Your task is to transcribe all of the data below exactly, omitting the images.

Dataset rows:
►

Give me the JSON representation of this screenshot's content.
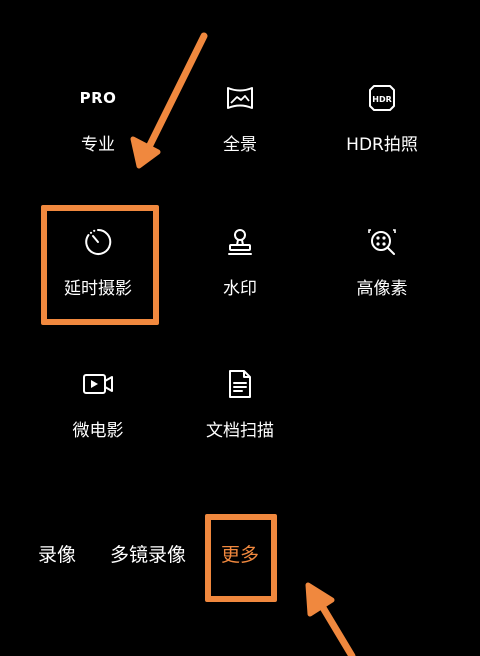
{
  "modes": [
    {
      "id": "pro",
      "label": "专业",
      "icon": "pro-icon",
      "icon_text": "PRO"
    },
    {
      "id": "panorama",
      "label": "全景",
      "icon": "panorama-icon"
    },
    {
      "id": "hdr",
      "label": "HDR拍照",
      "icon": "hdr-icon",
      "icon_text": "HDR"
    },
    {
      "id": "timelapse",
      "label": "延时摄影",
      "icon": "timer-icon"
    },
    {
      "id": "watermark",
      "label": "水印",
      "icon": "stamp-icon"
    },
    {
      "id": "high-res",
      "label": "高像素",
      "icon": "high-res-icon"
    },
    {
      "id": "micro-movie",
      "label": "微电影",
      "icon": "video-camera-icon"
    },
    {
      "id": "doc-scan",
      "label": "文档扫描",
      "icon": "document-icon"
    }
  ],
  "bottom_tabs": [
    {
      "id": "record",
      "label": "录像"
    },
    {
      "id": "multi-lens",
      "label": "多镜录像"
    },
    {
      "id": "more",
      "label": "更多",
      "active": true
    }
  ],
  "annotation": {
    "color": "#f0883e"
  },
  "colors": {
    "background": "#000000",
    "text": "#ffffff",
    "accent": "#f0883e"
  }
}
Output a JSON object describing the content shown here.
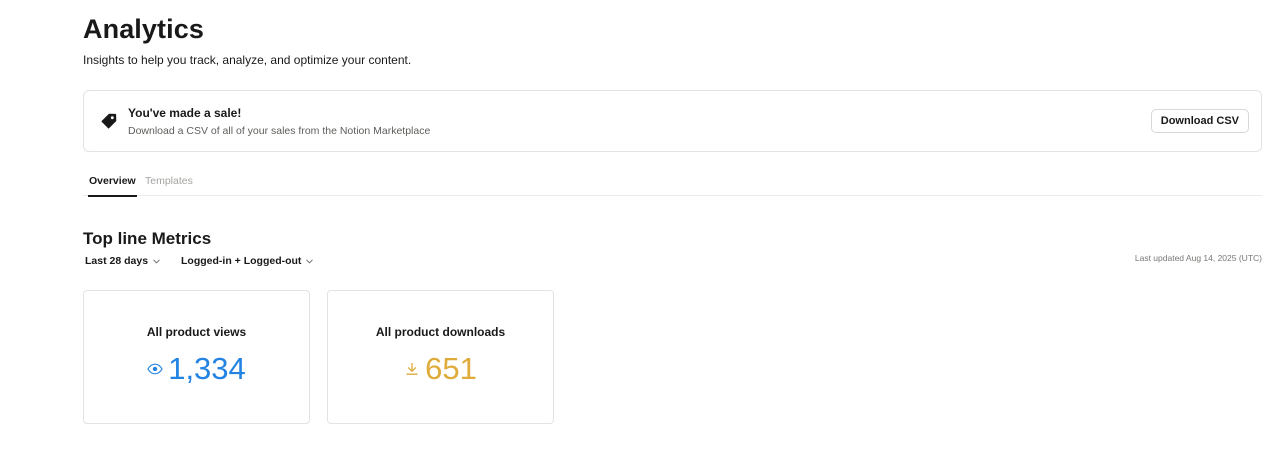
{
  "header": {
    "title": "Analytics",
    "subtitle": "Insights to help you track, analyze, and optimize your content."
  },
  "banner": {
    "icon": "tag-icon",
    "title": "You've made a sale!",
    "subtitle": "Download a CSV of all of your sales from the Notion Marketplace",
    "button_label": "Download CSV"
  },
  "tabs": [
    {
      "label": "Overview",
      "active": true
    },
    {
      "label": "Templates",
      "active": false
    }
  ],
  "metrics": {
    "section_title": "Top line Metrics",
    "filters": {
      "date_range": "Last 28 days",
      "audience": "Logged-in + Logged-out"
    },
    "last_updated": "Last updated Aug 14, 2025 (UTC)",
    "cards": [
      {
        "label": "All product views",
        "value": "1,334",
        "icon": "eye-icon",
        "color": "#2383e2"
      },
      {
        "label": "All product downloads",
        "value": "651",
        "icon": "download-icon",
        "color": "#dfab3b"
      }
    ]
  }
}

◄

» **Right answer**
Give me the JSON representation of this screenshot's content.
{
  "modes": [
    {
      "id": "pro",
      "label": "专业",
      "icon": "pro-icon",
      "icon_text": "PRO"
    },
    {
      "id": "panorama",
      "label": "全景",
      "icon": "panorama-icon"
    },
    {
      "id": "hdr",
      "label": "HDR拍照",
      "icon": "hdr-icon",
      "icon_text": "HDR"
    },
    {
      "id": "timelapse",
      "label": "延时摄影",
      "icon": "timer-icon"
    },
    {
      "id": "watermark",
      "label": "水印",
      "icon": "stamp-icon"
    },
    {
      "id": "high-res",
      "label": "高像素",
      "icon": "high-res-icon"
    },
    {
      "id": "micro-movie",
      "label": "微电影",
      "icon": "video-camera-icon"
    },
    {
      "id": "doc-scan",
      "label": "文档扫描",
      "icon": "document-icon"
    }
  ],
  "bottom_tabs": [
    {
      "id": "record",
      "label": "录像"
    },
    {
      "id": "multi-lens",
      "label": "多镜录像"
    },
    {
      "id": "more",
      "label": "更多",
      "active": true
    }
  ],
  "annotation": {
    "color": "#f0883e"
  },
  "colors": {
    "background": "#000000",
    "text": "#ffffff",
    "accent": "#f0883e"
  }
}
Output a JSON object describing the content shown here.
{
  "header": {
    "title": "Analytics",
    "subtitle": "Insights to help you track, analyze, and optimize your content."
  },
  "banner": {
    "icon": "tag-icon",
    "title": "You've made a sale!",
    "subtitle": "Download a CSV of all of your sales from the Notion Marketplace",
    "button_label": "Download CSV"
  },
  "tabs": [
    {
      "label": "Overview",
      "active": true
    },
    {
      "label": "Templates",
      "active": false
    }
  ],
  "metrics": {
    "section_title": "Top line Metrics",
    "filters": {
      "date_range": "Last 28 days",
      "audience": "Logged-in + Logged-out"
    },
    "last_updated": "Last updated Aug 14, 2025 (UTC)",
    "cards": [
      {
        "label": "All product views",
        "value": "1,334",
        "icon": "eye-icon",
        "color": "#2383e2"
      },
      {
        "label": "All product downloads",
        "value": "651",
        "icon": "download-icon",
        "color": "#dfab3b"
      }
    ]
  }
}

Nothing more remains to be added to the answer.